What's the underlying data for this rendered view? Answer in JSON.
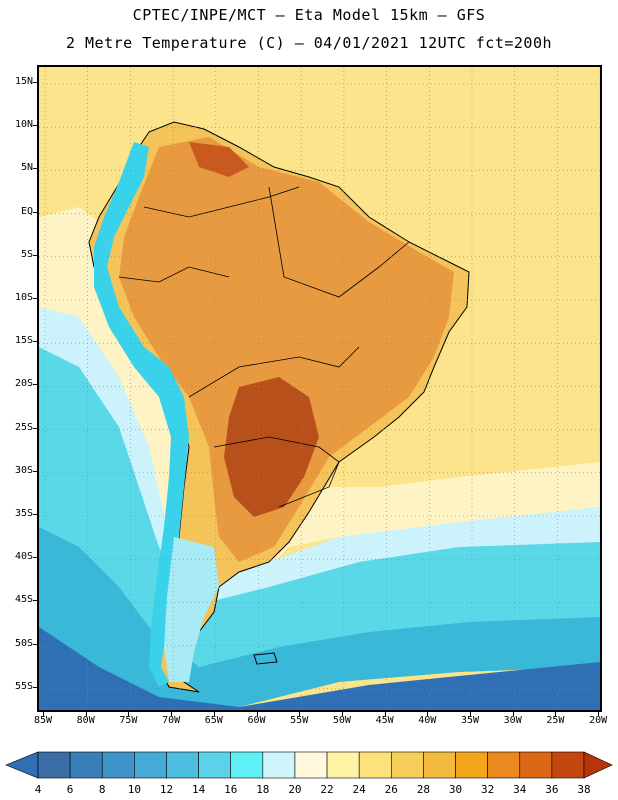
{
  "header": {
    "line1": "CPTEC/INPE/MCT –  Eta Model 15km – GFS",
    "line2": "2 Metre Temperature (C) – 04/01/2021 12UTC fct=200h"
  },
  "map": {
    "lat_labels": [
      "15N",
      "10N",
      "5N",
      "EQ",
      "5S",
      "10S",
      "15S",
      "20S",
      "25S",
      "30S",
      "35S",
      "40S",
      "45S",
      "50S",
      "55S"
    ],
    "lon_labels": [
      "85W",
      "80W",
      "75W",
      "70W",
      "65W",
      "60W",
      "55W",
      "50W",
      "45W",
      "40W",
      "35W",
      "30W",
      "25W",
      "20W"
    ],
    "ocean_colors": {
      "warm": "#fbe48c",
      "mid": "#fdf3c4",
      "cool": "#ccf3fb",
      "cold": "#5ad8e8",
      "colder": "#3ab8d8",
      "coldest": "#2f6fb3"
    },
    "land_colors": {
      "hot": "#b8501c",
      "warm": "#e79a40",
      "mild": "#f4c35a",
      "andes": "#3ad2ea",
      "patagonia": "#a8ebf5"
    }
  },
  "colorbar": {
    "labels": [
      "4",
      "6",
      "8",
      "10",
      "12",
      "14",
      "16",
      "18",
      "20",
      "22",
      "24",
      "26",
      "28",
      "30",
      "32",
      "34",
      "36",
      "38"
    ],
    "colors": [
      "#3a6ea5",
      "#3b7fb8",
      "#3e93c8",
      "#45aad6",
      "#4dbde0",
      "#5ad3ea",
      "#5ff0f5",
      "#cdf5fa",
      "#fff8dc",
      "#fff3a6",
      "#fce27a",
      "#f6cf5a",
      "#f2bb40",
      "#f3a51c",
      "#ea8a1e",
      "#dc6815",
      "#c4470d"
    ],
    "low_end_color": "#2f6fb3",
    "high_end_color": "#b83508"
  }
}
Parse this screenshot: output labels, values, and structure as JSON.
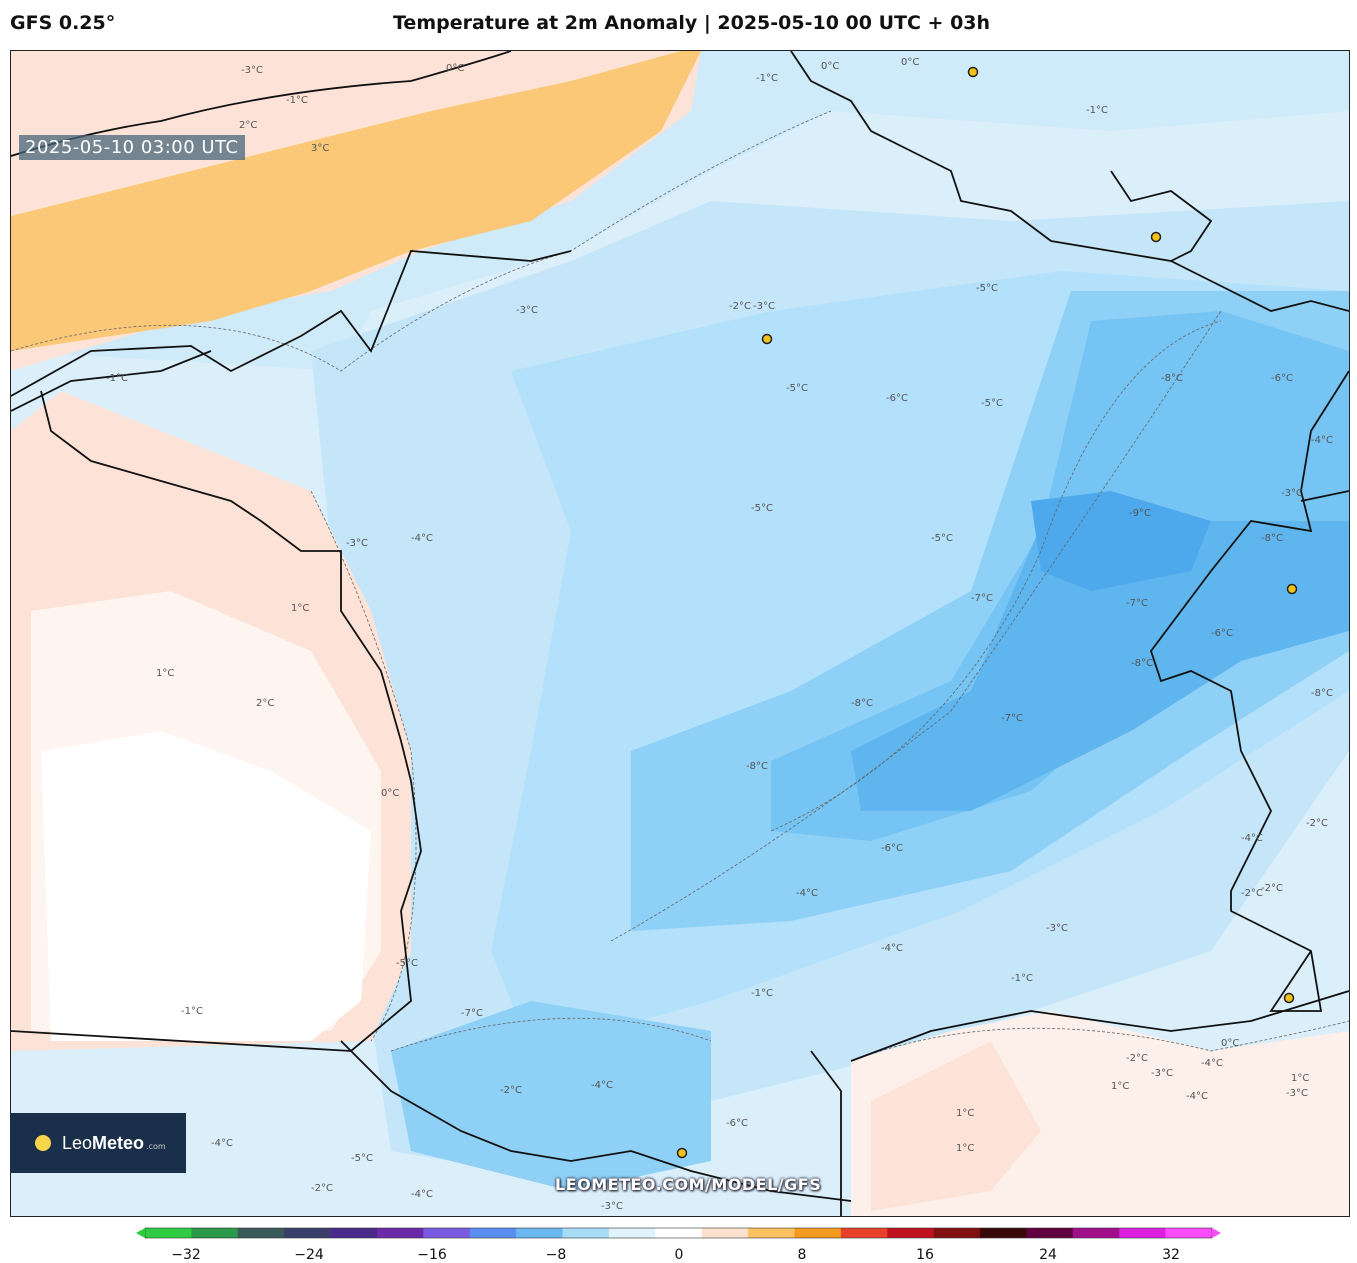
{
  "header": {
    "model": "GFS 0.25°",
    "title": "Temperature at 2m Anomaly | 2025-05-10 00 UTC + 03h"
  },
  "map": {
    "timestamp": "2025-05-10 03:00 UTC",
    "watermark": "LEOMETEO.COM/MODEL/GFS",
    "logo": {
      "brand_a": "Leo",
      "brand_b": "Meteo",
      "domain": ".com"
    },
    "contour_labels": [
      "0°C",
      "-1°C",
      "-2°C",
      "-3°C",
      "-4°C",
      "-5°C",
      "-6°C",
      "-7°C",
      "-8°C",
      "-9°C",
      "1°C",
      "2°C",
      "3°C"
    ],
    "labels": [
      {
        "t": "-3°C"
      },
      {
        "t": "0°C"
      },
      {
        "t": "-1°C"
      },
      {
        "t": "2°C"
      },
      {
        "t": "3°C"
      },
      {
        "t": "0°C"
      },
      {
        "t": "-1°C"
      },
      {
        "t": "0°C"
      },
      {
        "t": "-1°C"
      },
      {
        "t": "-3°C"
      },
      {
        "t": "-4°C"
      },
      {
        "t": "-5°C"
      },
      {
        "t": "-3°C"
      },
      {
        "t": "-2°C"
      },
      {
        "t": "-3°C"
      },
      {
        "t": "-1°C"
      },
      {
        "t": "-6°C"
      },
      {
        "t": "-5°C"
      },
      {
        "t": "-8°C"
      },
      {
        "t": "-6°C"
      },
      {
        "t": "-4°C"
      },
      {
        "t": "-3°C"
      },
      {
        "t": "-5°C"
      },
      {
        "t": "-5°C"
      },
      {
        "t": "-5°C"
      },
      {
        "t": "-9°C"
      },
      {
        "t": "-8°C"
      },
      {
        "t": "1°C"
      },
      {
        "t": "1°C"
      },
      {
        "t": "2°C"
      },
      {
        "t": "0°C"
      },
      {
        "t": "-7°C"
      },
      {
        "t": "-7°C"
      },
      {
        "t": "-6°C"
      },
      {
        "t": "-8°C"
      },
      {
        "t": "-8°C"
      },
      {
        "t": "-7°C"
      },
      {
        "t": "-8°C"
      },
      {
        "t": "-8°C"
      },
      {
        "t": "-6°C"
      },
      {
        "t": "-4°C"
      },
      {
        "t": "-4°C"
      },
      {
        "t": "-3°C"
      },
      {
        "t": "-2°C"
      },
      {
        "t": "-4°C"
      },
      {
        "t": "-1°C"
      },
      {
        "t": "-2°C"
      },
      {
        "t": "-7°C"
      },
      {
        "t": "-5°C"
      },
      {
        "t": "-4°C"
      },
      {
        "t": "-4°C"
      },
      {
        "t": "-2°C"
      },
      {
        "t": "-3°C"
      },
      {
        "t": "1°C"
      },
      {
        "t": "1°C"
      },
      {
        "t": "-1°C"
      },
      {
        "t": "1°C"
      },
      {
        "t": "0°C"
      },
      {
        "t": "-2°C"
      },
      {
        "t": "-6°C"
      },
      {
        "t": "-5°C"
      },
      {
        "t": "-2°C"
      },
      {
        "t": "-3°C"
      },
      {
        "t": "-4°C"
      },
      {
        "t": "-2°C"
      },
      {
        "t": "-4°C"
      },
      {
        "t": "-3°C"
      },
      {
        "t": "-4°C"
      },
      {
        "t": "1°C"
      },
      {
        "t": "-1°C"
      }
    ]
  },
  "colorbar": {
    "ticks": [
      "−32",
      "−24",
      "−16",
      "−8",
      "0",
      "8",
      "16",
      "24",
      "32"
    ],
    "colors": [
      "#2ecc40",
      "#2a9a4a",
      "#3a5a5a",
      "#3a3f6a",
      "#4a2a8a",
      "#6a2aaa",
      "#7a5ae0",
      "#5a8ef0",
      "#6ab8f0",
      "#a8dcf6",
      "#e0f2fb",
      "#ffffff",
      "#fde0d0",
      "#fbc060",
      "#f49a1e",
      "#e8402a",
      "#c01020",
      "#801010",
      "#3a0808",
      "#600040",
      "#a0108a",
      "#e020e0",
      "#ff4cff"
    ]
  }
}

> THE TASK
Pick out every line above that holds the word "this" and copy it.

> PROBLEM SOLUTION
What's the underlying data for this rendered view? Answer in JSON.
Parse this screenshot: output labels, values, and structure as JSON.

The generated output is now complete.